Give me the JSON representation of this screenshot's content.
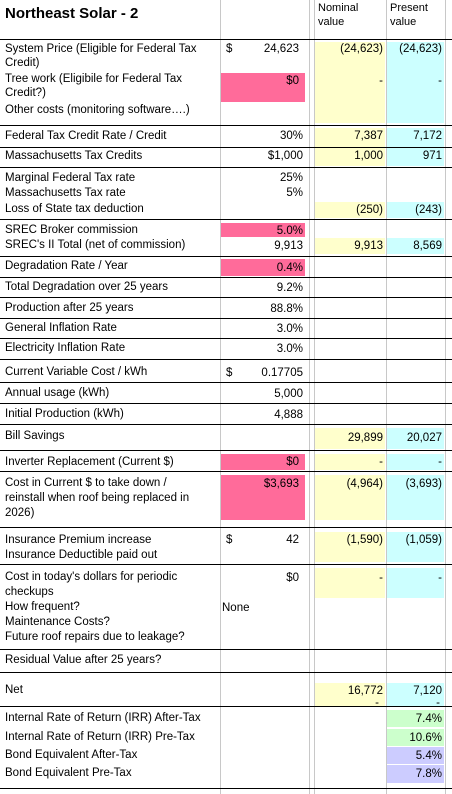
{
  "sheet": {
    "title": "Northeast Solar - 2",
    "col_nominal_1": "Nominal",
    "col_nominal_2": "value",
    "col_present_1": "Present",
    "col_present_2": "value",
    "colors": {
      "pink": "#ff6b9a",
      "yellow": "#ffffcc",
      "cyan": "#ccffff",
      "green": "#ccffcc",
      "lavender": "#ccccff"
    },
    "rows": {
      "system_price_1": "System Price (Eligible for Federal Tax",
      "system_price_2": "Credit)",
      "system_price_currency": "$",
      "system_price_value": "24,623",
      "system_price_nominal": "(24,623)",
      "system_price_present": "(24,623)",
      "tree_work_1": "Tree work (Eligibile for Federal Tax",
      "tree_work_2": "Credit?)",
      "tree_work_value": "$0",
      "tree_work_nominal": "-",
      "tree_work_present": "-",
      "other_costs": "Other costs (monitoring software….)",
      "fed_tax_credit": "Federal Tax Credit Rate / Credit",
      "fed_tax_credit_value": "30%",
      "fed_tax_credit_nominal": "7,387",
      "fed_tax_credit_present": "7,172",
      "ma_tax_credits": "Massachusetts Tax Credits",
      "ma_tax_credits_value": "$1,000",
      "ma_tax_credits_nominal": "1,000",
      "ma_tax_credits_present": "971",
      "marginal_fed": "Marginal Federal Tax rate",
      "marginal_fed_value": "25%",
      "ma_tax_rate": "Massachusetts Tax rate",
      "ma_tax_rate_value": "5%",
      "loss_state": "Loss of State tax deduction",
      "loss_state_nominal": "(250)",
      "loss_state_present": "(243)",
      "srec_broker": "SREC Broker commission",
      "srec_broker_value": "5.0%",
      "srec_total": "SREC's II Total (net of commission)",
      "srec_total_value": "9,913",
      "srec_total_nominal": "9,913",
      "srec_total_present": "8,569",
      "degradation": "Degradation Rate / Year",
      "degradation_value": "0.4%",
      "total_degradation": "Total Degradation over 25 years",
      "total_degradation_value": "9.2%",
      "production_25": "Production after 25 years",
      "production_25_value": "88.8%",
      "general_inflation": "General Inflation Rate",
      "general_inflation_value": "3.0%",
      "electricity_inflation": "Electricity Inflation Rate",
      "electricity_inflation_value": "3.0%",
      "variable_cost": "Current Variable Cost / kWh",
      "variable_cost_currency": "$",
      "variable_cost_value": "0.17705",
      "annual_usage": "Annual usage (kWh)",
      "annual_usage_value": "5,000",
      "initial_production": "Initial Production (kWh)",
      "initial_production_value": "4,888",
      "bill_savings": "Bill Savings",
      "bill_savings_nominal": "29,899",
      "bill_savings_present": "20,027",
      "inverter": "Inverter Replacement (Current $)",
      "inverter_value": "$0",
      "inverter_nominal": "-",
      "inverter_present": "-",
      "roof_cost_1": "Cost in Current $ to take down /",
      "roof_cost_2": "reinstall when roof being replaced in",
      "roof_cost_3": "2026)",
      "roof_cost_value": "$3,693",
      "roof_cost_nominal": "(4,964)",
      "roof_cost_present": "(3,693)",
      "insurance_premium": "Insurance Premium increase",
      "insurance_premium_currency": "$",
      "insurance_premium_value": "42",
      "insurance_premium_nominal": "(1,590)",
      "insurance_premium_present": "(1,059)",
      "insurance_deductible": "Insurance Deductible paid out",
      "checkups_1": "Cost in today's dollars for periodic",
      "checkups_2": "checkups",
      "checkups_value": "$0",
      "checkups_nominal": "-",
      "checkups_present": "-",
      "how_frequent": "How frequent?",
      "how_frequent_value": "None",
      "maintenance": "Maintenance Costs?",
      "future_roof": "Future roof repairs due to leakage?",
      "residual": "Residual Value after 25 years?",
      "net": "Net",
      "net_nominal": "16,772",
      "net_present": "7,120",
      "dash_nominal": "-",
      "dash_present": "-",
      "irr_after": "Internal Rate of Return (IRR) After-Tax",
      "irr_after_value": "7.4%",
      "irr_pre": "Internal Rate of Return (IRR) Pre-Tax",
      "irr_pre_value": "10.6%",
      "bond_after": "Bond Equivalent After-Tax",
      "bond_after_value": "5.4%",
      "bond_pre": "Bond Equivalent Pre-Tax",
      "bond_pre_value": "7.8%"
    }
  }
}
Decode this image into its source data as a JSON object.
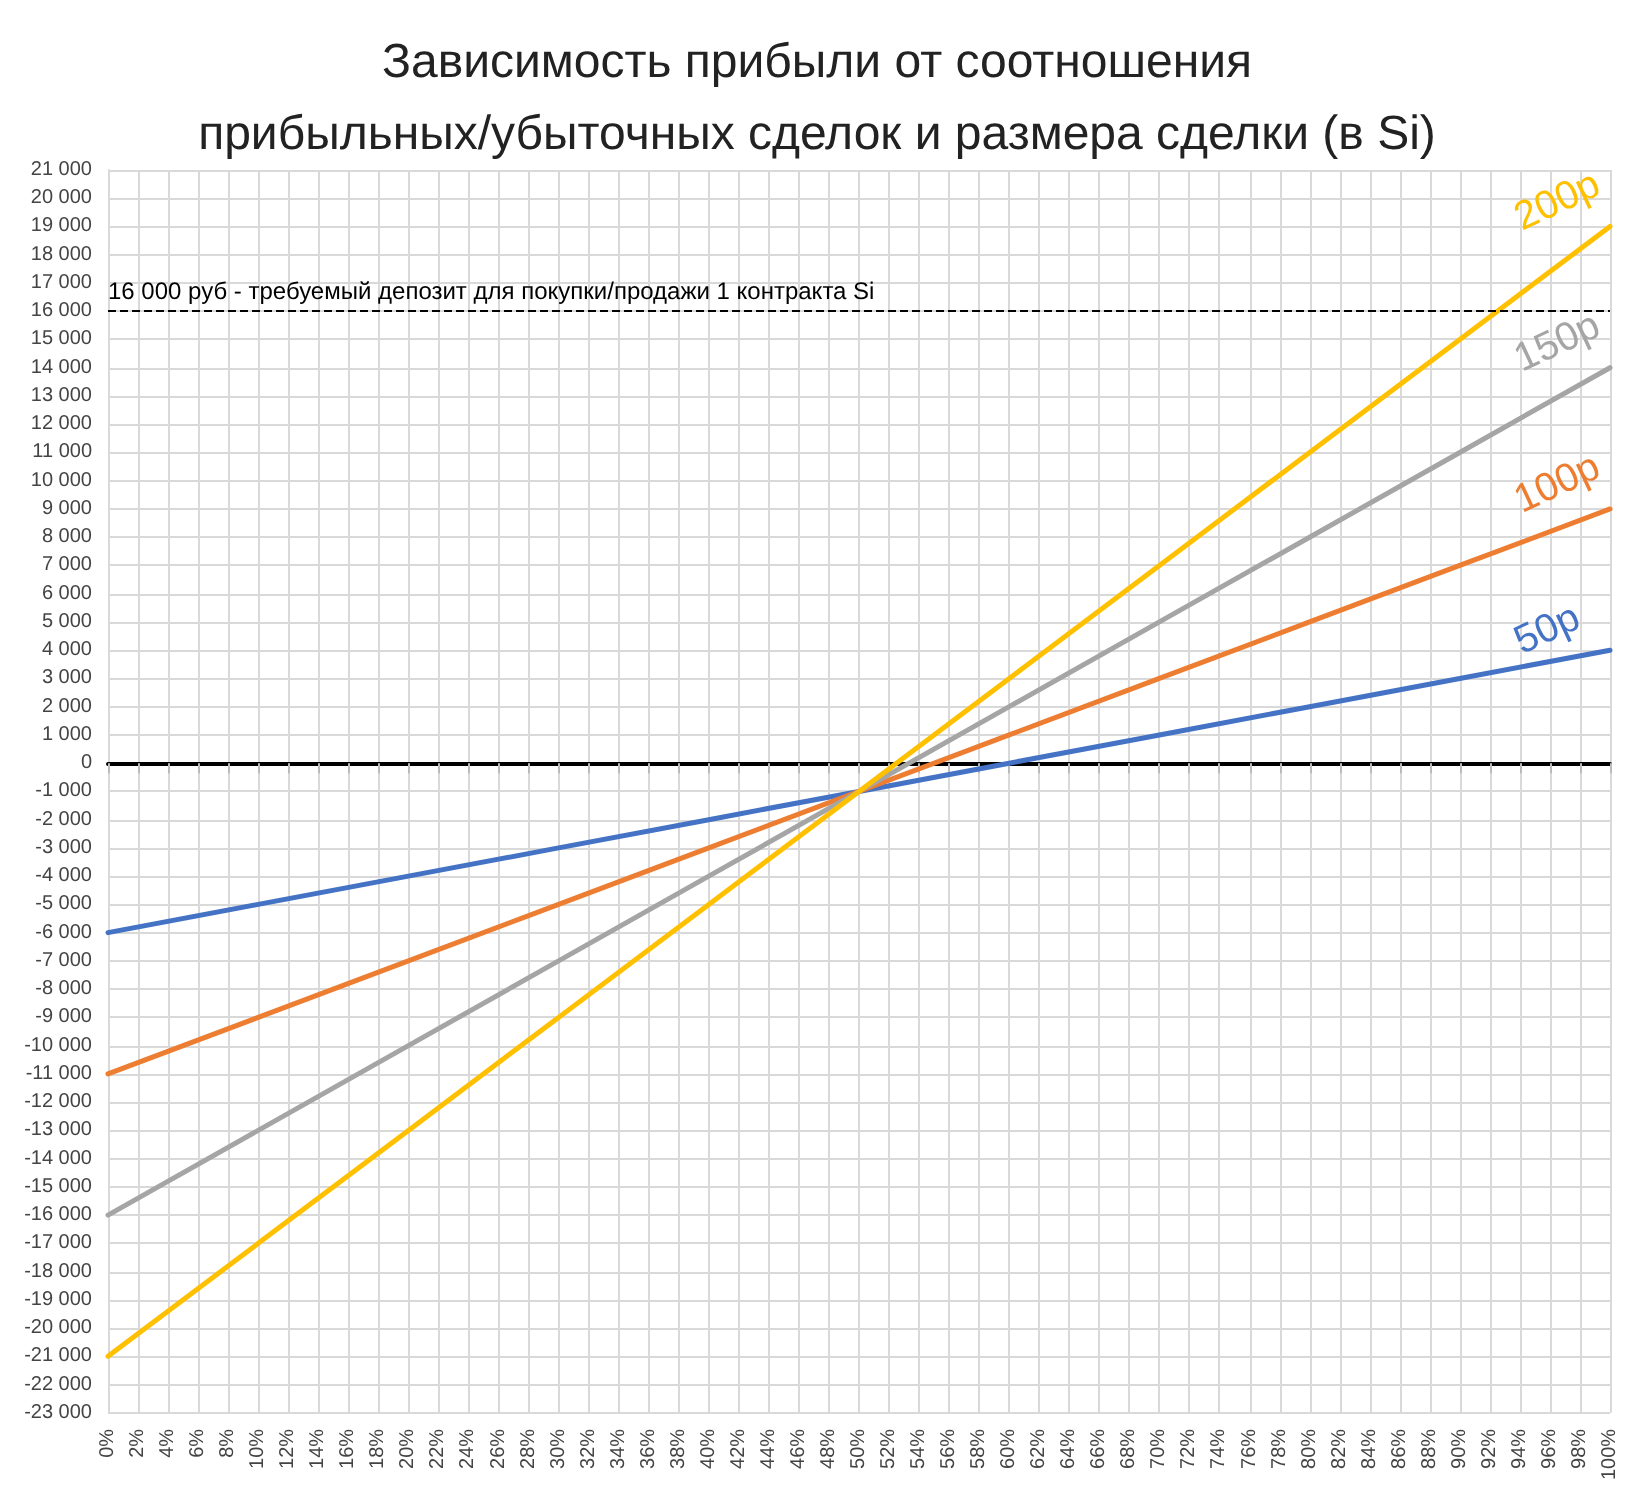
{
  "chart_data": {
    "type": "line",
    "title": "Зависимость прибыли от соотношения\nприбыльных/убыточных сделок и размера сделки (в Si)",
    "x": [
      0,
      10,
      20,
      30,
      40,
      50,
      60,
      70,
      80,
      90,
      100
    ],
    "series": [
      {
        "name": "50р",
        "color": "#4472c4",
        "values": [
          -6000,
          -5000,
          -4000,
          -3000,
          -2000,
          -1000,
          0,
          1000,
          2000,
          3000,
          4000
        ]
      },
      {
        "name": "100р",
        "color": "#ed7d31",
        "values": [
          -11000,
          -9000,
          -7000,
          -5000,
          -3000,
          -1000,
          1000,
          3000,
          5000,
          7000,
          9000
        ]
      },
      {
        "name": "150р",
        "color": "#a5a5a5",
        "values": [
          -16000,
          -13000,
          -10000,
          -7000,
          -4000,
          -1000,
          2000,
          5000,
          8000,
          11000,
          14000
        ]
      },
      {
        "name": "200р",
        "color": "#ffc000",
        "values": [
          -21000,
          -17000,
          -13000,
          -9000,
          -5000,
          -1000,
          3000,
          7000,
          11000,
          15000,
          19000
        ]
      }
    ],
    "xlim": [
      0,
      100
    ],
    "xticks": [
      {
        "value": 0,
        "label": "0%"
      },
      {
        "value": 2,
        "label": "2%"
      },
      {
        "value": 4,
        "label": "4%"
      },
      {
        "value": 6,
        "label": "6%"
      },
      {
        "value": 8,
        "label": "8%"
      },
      {
        "value": 10,
        "label": "10%"
      },
      {
        "value": 12,
        "label": "12%"
      },
      {
        "value": 14,
        "label": "14%"
      },
      {
        "value": 16,
        "label": "16%"
      },
      {
        "value": 18,
        "label": "18%"
      },
      {
        "value": 20,
        "label": "20%"
      },
      {
        "value": 22,
        "label": "22%"
      },
      {
        "value": 24,
        "label": "24%"
      },
      {
        "value": 26,
        "label": "26%"
      },
      {
        "value": 28,
        "label": "28%"
      },
      {
        "value": 30,
        "label": "30%"
      },
      {
        "value": 32,
        "label": "32%"
      },
      {
        "value": 34,
        "label": "34%"
      },
      {
        "value": 36,
        "label": "36%"
      },
      {
        "value": 38,
        "label": "38%"
      },
      {
        "value": 40,
        "label": "40%"
      },
      {
        "value": 42,
        "label": "42%"
      },
      {
        "value": 44,
        "label": "44%"
      },
      {
        "value": 46,
        "label": "46%"
      },
      {
        "value": 48,
        "label": "48%"
      },
      {
        "value": 50,
        "label": "50%"
      },
      {
        "value": 52,
        "label": "52%"
      },
      {
        "value": 54,
        "label": "54%"
      },
      {
        "value": 56,
        "label": "56%"
      },
      {
        "value": 58,
        "label": "58%"
      },
      {
        "value": 60,
        "label": "60%"
      },
      {
        "value": 62,
        "label": "62%"
      },
      {
        "value": 64,
        "label": "64%"
      },
      {
        "value": 66,
        "label": "66%"
      },
      {
        "value": 68,
        "label": "68%"
      },
      {
        "value": 70,
        "label": "70%"
      },
      {
        "value": 72,
        "label": "72%"
      },
      {
        "value": 74,
        "label": "74%"
      },
      {
        "value": 76,
        "label": "76%"
      },
      {
        "value": 78,
        "label": "78%"
      },
      {
        "value": 80,
        "label": "80%"
      },
      {
        "value": 82,
        "label": "82%"
      },
      {
        "value": 84,
        "label": "84%"
      },
      {
        "value": 86,
        "label": "86%"
      },
      {
        "value": 88,
        "label": "88%"
      },
      {
        "value": 90,
        "label": "90%"
      },
      {
        "value": 92,
        "label": "92%"
      },
      {
        "value": 94,
        "label": "94%"
      },
      {
        "value": 96,
        "label": "96%"
      },
      {
        "value": 98,
        "label": "98%"
      },
      {
        "value": 100,
        "label": "100%"
      }
    ],
    "ylim": [
      -23000,
      21000
    ],
    "yticks": [
      {
        "value": -23000,
        "label": "-23 000"
      },
      {
        "value": -22000,
        "label": "-22 000"
      },
      {
        "value": -21000,
        "label": "-21 000"
      },
      {
        "value": -20000,
        "label": "-20 000"
      },
      {
        "value": -19000,
        "label": "-19 000"
      },
      {
        "value": -18000,
        "label": "-18 000"
      },
      {
        "value": -17000,
        "label": "-17 000"
      },
      {
        "value": -16000,
        "label": "-16 000"
      },
      {
        "value": -15000,
        "label": "-15 000"
      },
      {
        "value": -14000,
        "label": "-14 000"
      },
      {
        "value": -13000,
        "label": "-13 000"
      },
      {
        "value": -12000,
        "label": "-12 000"
      },
      {
        "value": -11000,
        "label": "-11 000"
      },
      {
        "value": -10000,
        "label": "-10 000"
      },
      {
        "value": -9000,
        "label": "-9 000"
      },
      {
        "value": -8000,
        "label": "-8 000"
      },
      {
        "value": -7000,
        "label": "-7 000"
      },
      {
        "value": -6000,
        "label": "-6 000"
      },
      {
        "value": -5000,
        "label": "-5 000"
      },
      {
        "value": -4000,
        "label": "-4 000"
      },
      {
        "value": -3000,
        "label": "-3 000"
      },
      {
        "value": -2000,
        "label": "-2 000"
      },
      {
        "value": -1000,
        "label": "-1 000"
      },
      {
        "value": 0,
        "label": "0"
      },
      {
        "value": 1000,
        "label": "1 000"
      },
      {
        "value": 2000,
        "label": "2 000"
      },
      {
        "value": 3000,
        "label": "3 000"
      },
      {
        "value": 4000,
        "label": "4 000"
      },
      {
        "value": 5000,
        "label": "5 000"
      },
      {
        "value": 6000,
        "label": "6 000"
      },
      {
        "value": 7000,
        "label": "7 000"
      },
      {
        "value": 8000,
        "label": "8 000"
      },
      {
        "value": 9000,
        "label": "9 000"
      },
      {
        "value": 10000,
        "label": "10 000"
      },
      {
        "value": 11000,
        "label": "11 000"
      },
      {
        "value": 12000,
        "label": "12 000"
      },
      {
        "value": 13000,
        "label": "13 000"
      },
      {
        "value": 14000,
        "label": "14 000"
      },
      {
        "value": 15000,
        "label": "15 000"
      },
      {
        "value": 16000,
        "label": "16 000"
      },
      {
        "value": 17000,
        "label": "17 000"
      },
      {
        "value": 18000,
        "label": "18 000"
      },
      {
        "value": 19000,
        "label": "19 000"
      },
      {
        "value": 20000,
        "label": "20 000"
      },
      {
        "value": 21000,
        "label": "21 000"
      }
    ],
    "ref_lines": [
      {
        "axis": "y",
        "value": 16000,
        "label": "16 000 руб - требуемый депозит для покупки/продажи 1 контракта Si",
        "color": "#000000",
        "line_style": "dashed"
      }
    ],
    "grid": true,
    "legend": false,
    "marker": "none",
    "line_style": "solid"
  }
}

__Instructions to follow__: Gather and return every line that holds the string "name".

__Result of the exercise__:
        "name": "50р",
        "name": "100р",
        "name": "150р",
        "name": "200р",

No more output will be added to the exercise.